Exercise task: Report the count of lines below in which the string "الآيات" occurs; include nothing else.

(Data excerpts)
--------------------------------------------------

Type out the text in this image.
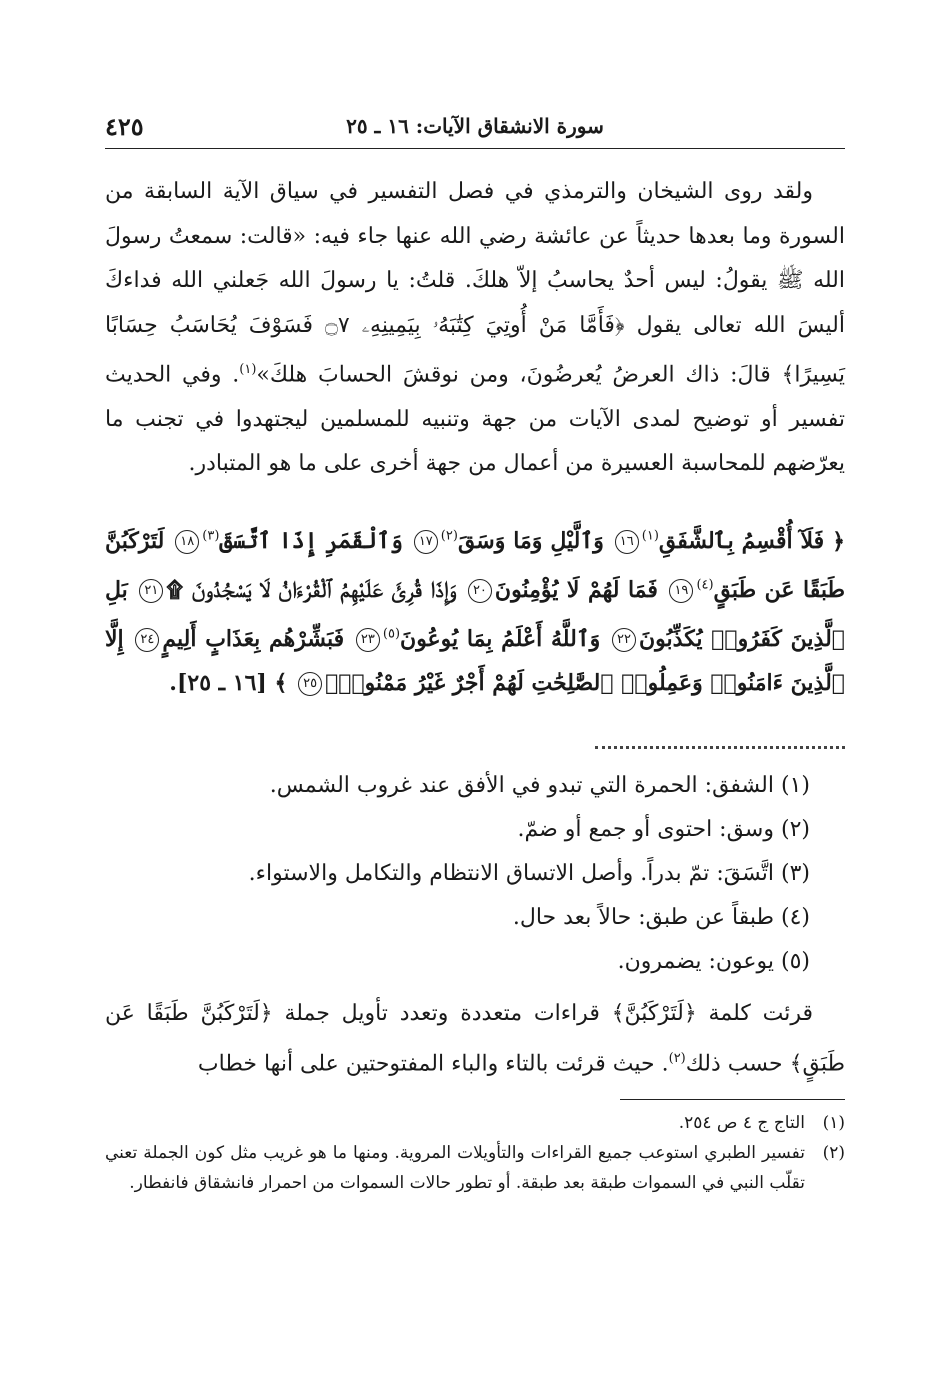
٤٢٥	سورة الانشقاق الآيات: ١٦ ـ ٢٥

ولقد روى الشيخان والترمذي في فصل التفسير في سياق الآية السابقة من السورة وما بعدها حديثاً عن عائشة رضي الله عنها جاء فيه: «قالت: سمعتُ رسولَ الله ﷺ يقولُ: ليس أحدٌ يحاسبُ إلاّ هلكَ. قلتُ: يا رسولَ الله جَعلني الله فداءكَ أليسَ الله تعالى يقول ﴿فَأَمَّا مَنْ أُوتِيَ كِتَٰبَهُۥ بِيَمِينِهِۦ ۝٧ فَسَوْفَ يُحَاسَبُ حِسَابًا يَسِيرًا﴾ قالَ: ذاك العرضُ يُعرضُونَ، ومن نوقشَ الحسابَ هلكَ»$^{(١)}$. وفي الحديث تفسير أو توضيح لمدى الآيات من جهة وتنبيه للمسلمين ليجتهدوا في تجنب ما يعرّضهم للمحاسبة العسيرة من أعمال من جهة أخرى على ما هو المتبادر.

﴿ فَلَآ أُقْسِمُ بِٱلشَّفَقِ$^{(١)}$١٦ وَٱلَّيْلِ وَمَا وَسَقَ$^{(٢)}$١٧ وَٱلْقَمَرِ إِذَا ٱتَّسَقَ$^{(٣)}$١٨ لَتَرْكَبُنَّ طَبَقًا عَن طَبَقٍ$^{(٤)}$١٩ فَمَا لَهُمْ لَا يُؤْمِنُونَ٢٠ وَإِذَا قُرِئَ عَلَيْهِمُ ٱلْقُرْءَانُ لَا يَسْجُدُونَ ۩٢١ بَلِ ٱلَّذِينَ كَفَرُوا۟ يُكَذِّبُونَ٢٢ وَٱللَّهُ أَعْلَمُ بِمَا يُوعُونَ$^{(٥)}$٢٣ فَبَشِّرْهُم بِعَذَابٍ أَلِيمٍ٢٤ إِلَّا ٱلَّذِينَ ءَامَنُوا۟ وَعَمِلُوا۟ ٱلصَّٰلِحَٰتِ لَهُمْ أَجْرٌ غَيْرُ مَمْنُونٍۭ٢٥ ﴾ [١٦ ـ ٢٥].

(١) الشفق: الحمرة التي تبدو في الأفق عند غروب الشمس.
(٢) وسق: احتوى أو جمع أو ضمّ.
(٣) اتَّسَقَ: تمّ بدراً. وأصل الاتساق الانتظام والتكامل والاستواء.
(٤) طبقاً عن طبق: حالاً بعد حال.
(٥) يوعون: يضمرون.

قرئت كلمة ﴿لَتَرْكَبُنَّ﴾ قراءات متعددة وتعدد تأويل جملة ﴿لَتَرْكَبُنَّ طَبَقًا عَن طَبَقٍ﴾ حسب ذلك$^{(٢)}$. حيث قرئت بالتاء والباء المفتوحتين على أنها خطاب

(١)
التاج ج ٤ ص ٢٥٤.
(٢)
تفسير الطبري استوعب جميع القراءات والتأويلات المروية. ومنها ما هو غريب مثل كون الجملة تعني تقلّب النبي في السموات طبقة بعد طبقة. أو تطور حالات السموات من احمرار فانشقاق فانفطار.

--------------------------------------------------

Written solution: 2